OBJECTIVE: Output every line in the records, verbatim, from the line containing "y-tick-label: 20000.00 <box>56" down to the line containing "y-tick-label: 10000.00 <box>56", with both of those lines included.

MATERIAL SHOWN:
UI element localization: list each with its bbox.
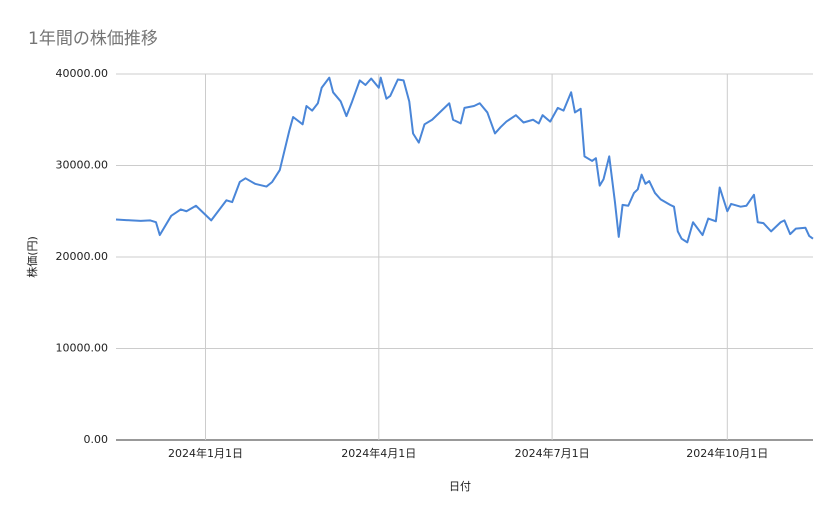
y-tick-label: 20000.00 <box>56 250 109 263</box>
x-tick-label: 2024年10月1日 <box>686 446 768 460</box>
y-tick-label: 40000.00 <box>56 67 109 80</box>
x-axis-title: 日付 <box>449 480 471 493</box>
y-tick-label: 0.00 <box>84 433 109 446</box>
chart-title: 1年間の株価推移 <box>28 29 158 49</box>
y-tick-label: 30000.00 <box>56 159 109 172</box>
y-axis-title: 株価(円) <box>25 236 39 278</box>
x-tick-label: 2024年7月1日 <box>515 446 590 460</box>
y-tick-label: 10000.00 <box>56 342 109 355</box>
line-series <box>115 76 814 244</box>
x-tick-label: 2024年1月1日 <box>168 446 243 460</box>
x-tick-label: 2024年4月1日 <box>341 446 416 460</box>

EXPECTED ANSWER:
y-tick-label: 20000.00 <box>56 250 109 263</box>
x-tick-label: 2024年10月1日 <box>686 446 768 460</box>
y-tick-label: 40000.00 <box>56 67 109 80</box>
x-axis-title: 日付 <box>449 480 471 493</box>
y-tick-label: 0.00 <box>84 433 109 446</box>
chart-title: 1年間の株価推移 <box>28 29 158 49</box>
y-tick-label: 30000.00 <box>56 159 109 172</box>
y-axis-title: 株価(円) <box>25 236 39 278</box>
x-tick-label: 2024年7月1日 <box>515 446 590 460</box>
y-tick-label: 10000.00 <box>56 342 109 355</box>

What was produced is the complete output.